▶ **Exercise**:
Below are some entries. Output each one exactly as it appears.

▶ **Stored data**:
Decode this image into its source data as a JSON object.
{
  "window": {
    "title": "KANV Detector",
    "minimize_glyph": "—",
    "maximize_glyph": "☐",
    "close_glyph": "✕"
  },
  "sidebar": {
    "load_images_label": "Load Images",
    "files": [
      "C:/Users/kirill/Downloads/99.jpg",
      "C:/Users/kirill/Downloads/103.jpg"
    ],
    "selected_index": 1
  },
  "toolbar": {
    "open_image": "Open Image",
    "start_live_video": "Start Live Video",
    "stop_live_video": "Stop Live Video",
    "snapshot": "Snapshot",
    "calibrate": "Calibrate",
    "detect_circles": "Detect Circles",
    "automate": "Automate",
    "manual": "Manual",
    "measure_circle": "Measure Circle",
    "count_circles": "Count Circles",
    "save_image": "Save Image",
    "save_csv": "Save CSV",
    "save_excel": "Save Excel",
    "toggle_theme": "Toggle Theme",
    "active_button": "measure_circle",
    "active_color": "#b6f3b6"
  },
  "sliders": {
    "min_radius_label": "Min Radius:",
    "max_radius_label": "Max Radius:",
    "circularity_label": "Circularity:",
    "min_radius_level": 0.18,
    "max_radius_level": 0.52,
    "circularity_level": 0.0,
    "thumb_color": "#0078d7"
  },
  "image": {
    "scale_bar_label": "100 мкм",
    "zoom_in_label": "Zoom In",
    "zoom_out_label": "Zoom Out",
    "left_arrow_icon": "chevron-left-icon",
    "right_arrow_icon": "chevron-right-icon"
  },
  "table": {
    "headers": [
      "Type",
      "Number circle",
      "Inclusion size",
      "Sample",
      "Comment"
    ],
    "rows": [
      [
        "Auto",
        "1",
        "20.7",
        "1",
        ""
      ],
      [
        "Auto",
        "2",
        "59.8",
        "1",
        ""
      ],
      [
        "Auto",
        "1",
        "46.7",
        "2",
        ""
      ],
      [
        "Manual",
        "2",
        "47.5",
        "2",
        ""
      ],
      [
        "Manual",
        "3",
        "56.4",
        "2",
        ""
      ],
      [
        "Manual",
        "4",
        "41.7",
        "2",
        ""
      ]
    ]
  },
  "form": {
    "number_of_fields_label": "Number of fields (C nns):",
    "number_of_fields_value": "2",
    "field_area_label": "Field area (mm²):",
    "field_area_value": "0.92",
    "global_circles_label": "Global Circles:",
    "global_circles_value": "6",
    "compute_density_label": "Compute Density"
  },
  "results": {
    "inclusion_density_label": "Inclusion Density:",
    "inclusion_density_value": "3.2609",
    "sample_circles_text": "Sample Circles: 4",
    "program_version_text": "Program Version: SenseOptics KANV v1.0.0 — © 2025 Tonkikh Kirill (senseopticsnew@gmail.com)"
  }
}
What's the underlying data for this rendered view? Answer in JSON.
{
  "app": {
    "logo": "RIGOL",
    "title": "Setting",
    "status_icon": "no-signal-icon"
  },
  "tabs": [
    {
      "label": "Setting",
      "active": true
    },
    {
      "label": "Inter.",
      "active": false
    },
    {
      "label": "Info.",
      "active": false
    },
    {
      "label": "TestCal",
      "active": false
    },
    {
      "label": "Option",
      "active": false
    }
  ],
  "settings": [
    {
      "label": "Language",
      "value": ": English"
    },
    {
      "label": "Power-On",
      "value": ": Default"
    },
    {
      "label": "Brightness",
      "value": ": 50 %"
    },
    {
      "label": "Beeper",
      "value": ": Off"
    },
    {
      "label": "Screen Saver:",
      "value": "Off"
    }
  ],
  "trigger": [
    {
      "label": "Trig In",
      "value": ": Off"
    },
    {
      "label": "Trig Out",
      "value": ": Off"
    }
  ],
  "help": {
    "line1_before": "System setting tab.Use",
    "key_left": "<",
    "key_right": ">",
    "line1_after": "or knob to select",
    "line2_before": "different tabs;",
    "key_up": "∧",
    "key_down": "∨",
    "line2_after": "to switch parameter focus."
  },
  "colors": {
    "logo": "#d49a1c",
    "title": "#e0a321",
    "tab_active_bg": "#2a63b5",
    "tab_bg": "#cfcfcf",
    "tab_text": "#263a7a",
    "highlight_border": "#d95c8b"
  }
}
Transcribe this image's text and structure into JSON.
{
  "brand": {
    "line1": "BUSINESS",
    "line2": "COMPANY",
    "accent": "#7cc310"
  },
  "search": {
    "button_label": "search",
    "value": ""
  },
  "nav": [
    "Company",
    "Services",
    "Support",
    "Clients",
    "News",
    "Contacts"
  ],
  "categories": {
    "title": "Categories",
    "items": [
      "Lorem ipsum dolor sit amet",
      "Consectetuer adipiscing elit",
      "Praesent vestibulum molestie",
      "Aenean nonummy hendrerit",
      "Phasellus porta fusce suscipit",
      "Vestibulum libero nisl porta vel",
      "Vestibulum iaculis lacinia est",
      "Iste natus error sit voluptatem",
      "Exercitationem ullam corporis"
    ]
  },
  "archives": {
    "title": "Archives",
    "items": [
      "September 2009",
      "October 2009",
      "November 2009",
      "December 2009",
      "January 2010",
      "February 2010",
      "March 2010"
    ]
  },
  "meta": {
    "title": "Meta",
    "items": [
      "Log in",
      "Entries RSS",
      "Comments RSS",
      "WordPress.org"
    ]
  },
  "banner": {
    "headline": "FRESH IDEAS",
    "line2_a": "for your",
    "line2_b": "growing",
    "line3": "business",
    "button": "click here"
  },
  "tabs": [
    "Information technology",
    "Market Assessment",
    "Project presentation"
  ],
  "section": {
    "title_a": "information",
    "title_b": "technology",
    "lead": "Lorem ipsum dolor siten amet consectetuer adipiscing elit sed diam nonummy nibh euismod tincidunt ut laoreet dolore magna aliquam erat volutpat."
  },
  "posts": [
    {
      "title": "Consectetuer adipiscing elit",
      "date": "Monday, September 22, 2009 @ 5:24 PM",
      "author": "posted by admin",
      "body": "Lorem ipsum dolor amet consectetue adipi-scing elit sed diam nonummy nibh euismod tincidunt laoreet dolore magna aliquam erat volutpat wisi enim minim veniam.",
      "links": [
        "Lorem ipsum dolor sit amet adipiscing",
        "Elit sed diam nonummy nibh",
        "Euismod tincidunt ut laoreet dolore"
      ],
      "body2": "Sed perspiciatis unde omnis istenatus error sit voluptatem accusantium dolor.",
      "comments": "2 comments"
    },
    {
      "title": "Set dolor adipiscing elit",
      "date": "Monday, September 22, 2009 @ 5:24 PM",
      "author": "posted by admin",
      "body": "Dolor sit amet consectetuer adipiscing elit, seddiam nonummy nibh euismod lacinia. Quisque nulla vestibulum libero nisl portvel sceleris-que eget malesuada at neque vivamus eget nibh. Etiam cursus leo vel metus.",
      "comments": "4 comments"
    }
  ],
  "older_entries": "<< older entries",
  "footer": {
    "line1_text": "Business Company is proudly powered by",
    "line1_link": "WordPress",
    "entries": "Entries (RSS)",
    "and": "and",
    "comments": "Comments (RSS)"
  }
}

▶ **Worked answer**:
Decode this image into its source data as a JSON object.
{
  "window": {
    "title": "KANV Detector",
    "minimize_glyph": "—",
    "maximize_glyph": "☐",
    "close_glyph": "✕"
  },
  "sidebar": {
    "load_images_label": "Load Images",
    "files": [
      "C:/Users/kirill/Downloads/99.jpg",
      "C:/Users/kirill/Downloads/103.jpg"
    ],
    "selected_index": 1
  },
  "toolbar": {
    "open_image": "Open Image",
    "start_live_video": "Start Live Video",
    "stop_live_video": "Stop Live Video",
    "snapshot": "Snapshot",
    "calibrate": "Calibrate",
    "detect_circles": "Detect Circles",
    "automate": "Automate",
    "manual": "Manual",
    "measure_circle": "Measure Circle",
    "count_circles": "Count Circles",
    "save_image": "Save Image",
    "save_csv": "Save CSV",
    "save_excel": "Save Excel",
    "toggle_theme": "Toggle Theme",
    "active_button": "measure_circle",
    "active_color": "#b6f3b6"
  },
  "sliders": {
    "min_radius_label": "Min Radius:",
    "max_radius_label": "Max Radius:",
    "circularity_label": "Circularity:",
    "min_radius_level": 0.18,
    "max_radius_level": 0.52,
    "circularity_level": 0.0,
    "thumb_color": "#0078d7"
  },
  "image": {
    "scale_bar_label": "100 мкм",
    "zoom_in_label": "Zoom In",
    "zoom_out_label": "Zoom Out",
    "left_arrow_icon": "chevron-left-icon",
    "right_arrow_icon": "chevron-right-icon"
  },
  "table": {
    "headers": [
      "Type",
      "Number circle",
      "Inclusion size",
      "Sample",
      "Comment"
    ],
    "rows": [
      [
        "Auto",
        "1",
        "20.7",
        "1",
        ""
      ],
      [
        "Auto",
        "2",
        "59.8",
        "1",
        ""
      ],
      [
        "Auto",
        "1",
        "46.7",
        "2",
        ""
      ],
      [
        "Manual",
        "2",
        "47.5",
        "2",
        ""
      ],
      [
        "Manual",
        "3",
        "56.4",
        "2",
        ""
      ],
      [
        "Manual",
        "4",
        "41.7",
        "2",
        ""
      ]
    ]
  },
  "form": {
    "number_of_fields_label": "Number of fields (C nns):",
    "number_of_fields_value": "2",
    "field_area_label": "Field area (mm²):",
    "field_area_value": "0.92",
    "global_circles_label": "Global Circles:",
    "global_circles_value": "6",
    "compute_density_label": "Compute Density"
  },
  "results": {
    "inclusion_density_label": "Inclusion Density:",
    "inclusion_density_value": "3.2609",
    "sample_circles_text": "Sample Circles: 4",
    "program_version_text": "Program Version: SenseOptics KANV v1.0.0 — © 2025 Tonkikh Kirill (senseopticsnew@gmail.com)"
  }
}
What's the underlying data for this rendered view? Answer in JSON.
{
  "app": {
    "logo": "RIGOL",
    "title": "Setting",
    "status_icon": "no-signal-icon"
  },
  "tabs": [
    {
      "label": "Setting",
      "active": true
    },
    {
      "label": "Inter.",
      "active": false
    },
    {
      "label": "Info.",
      "active": false
    },
    {
      "label": "TestCal",
      "active": false
    },
    {
      "label": "Option",
      "active": false
    }
  ],
  "settings": [
    {
      "label": "Language",
      "value": ": English"
    },
    {
      "label": "Power-On",
      "value": ": Default"
    },
    {
      "label": "Brightness",
      "value": ": 50 %"
    },
    {
      "label": "Beeper",
      "value": ": Off"
    },
    {
      "label": "Screen Saver:",
      "value": "Off"
    }
  ],
  "trigger": [
    {
      "label": "Trig In",
      "value": ": Off"
    },
    {
      "label": "Trig Out",
      "value": ": Off"
    }
  ],
  "help": {
    "line1_before": "System setting tab.Use",
    "key_left": "<",
    "key_right": ">",
    "line1_after": "or knob to select",
    "line2_before": "different tabs;",
    "key_up": "∧",
    "key_down": "∨",
    "line2_after": "to switch parameter focus."
  },
  "colors": {
    "logo": "#d49a1c",
    "title": "#e0a321",
    "tab_active_bg": "#2a63b5",
    "tab_bg": "#cfcfcf",
    "tab_text": "#263a7a",
    "highlight_border": "#d95c8b"
  }
}
Transcribe this image's text and structure into JSON.
{
  "brand": {
    "line1": "BUSINESS",
    "line2": "COMPANY",
    "accent": "#7cc310"
  },
  "search": {
    "button_label": "search",
    "value": ""
  },
  "nav": [
    "Company",
    "Services",
    "Support",
    "Clients",
    "News",
    "Contacts"
  ],
  "categories": {
    "title": "Categories",
    "items": [
      "Lorem ipsum dolor sit amet",
      "Consectetuer adipiscing elit",
      "Praesent vestibulum molestie",
      "Aenean nonummy hendrerit",
      "Phasellus porta fusce suscipit",
      "Vestibulum libero nisl porta vel",
      "Vestibulum iaculis lacinia est",
      "Iste natus error sit voluptatem",
      "Exercitationem ullam corporis"
    ]
  },
  "archives": {
    "title": "Archives",
    "items": [
      "September 2009",
      "October 2009",
      "November 2009",
      "December 2009",
      "January 2010",
      "February 2010",
      "March 2010"
    ]
  },
  "meta": {
    "title": "Meta",
    "items": [
      "Log in",
      "Entries RSS",
      "Comments RSS",
      "WordPress.org"
    ]
  },
  "banner": {
    "headline": "FRESH IDEAS",
    "line2_a": "for your",
    "line2_b": "growing",
    "line3": "business",
    "button": "click here"
  },
  "tabs": [
    "Information technology",
    "Market Assessment",
    "Project presentation"
  ],
  "section": {
    "title_a": "information",
    "title_b": "technology",
    "lead": "Lorem ipsum dolor siten amet consectetuer adipiscing elit sed diam nonummy nibh euismod tincidunt ut laoreet dolore magna aliquam erat volutpat."
  },
  "posts": [
    {
      "title": "Consectetuer adipiscing elit",
      "date": "Monday, September 22, 2009 @ 5:24 PM",
      "author": "posted by admin",
      "body": "Lorem ipsum dolor amet consectetue adipi-scing elit sed diam nonummy nibh euismod tincidunt laoreet dolore magna aliquam erat volutpat wisi enim minim veniam.",
      "links": [
        "Lorem ipsum dolor sit amet adipiscing",
        "Elit sed diam nonummy nibh",
        "Euismod tincidunt ut laoreet dolore"
      ],
      "body2": "Sed perspiciatis unde omnis istenatus error sit voluptatem accusantium dolor.",
      "comments": "2 comments"
    },
    {
      "title": "Set dolor adipiscing elit",
      "date": "Monday, September 22, 2009 @ 5:24 PM",
      "author": "posted by admin",
      "body": "Dolor sit amet consectetuer adipiscing elit, seddiam nonummy nibh euismod lacinia. Quisque nulla vestibulum libero nisl portvel sceleris-que eget malesuada at neque vivamus eget nibh. Etiam cursus leo vel metus.",
      "comments": "4 comments"
    }
  ],
  "older_entries": "<< older entries",
  "footer": {
    "line1_text": "Business Company is proudly powered by",
    "line1_link": "WordPress",
    "entries": "Entries (RSS)",
    "and": "and",
    "comments": "Comments (RSS)"
  }
}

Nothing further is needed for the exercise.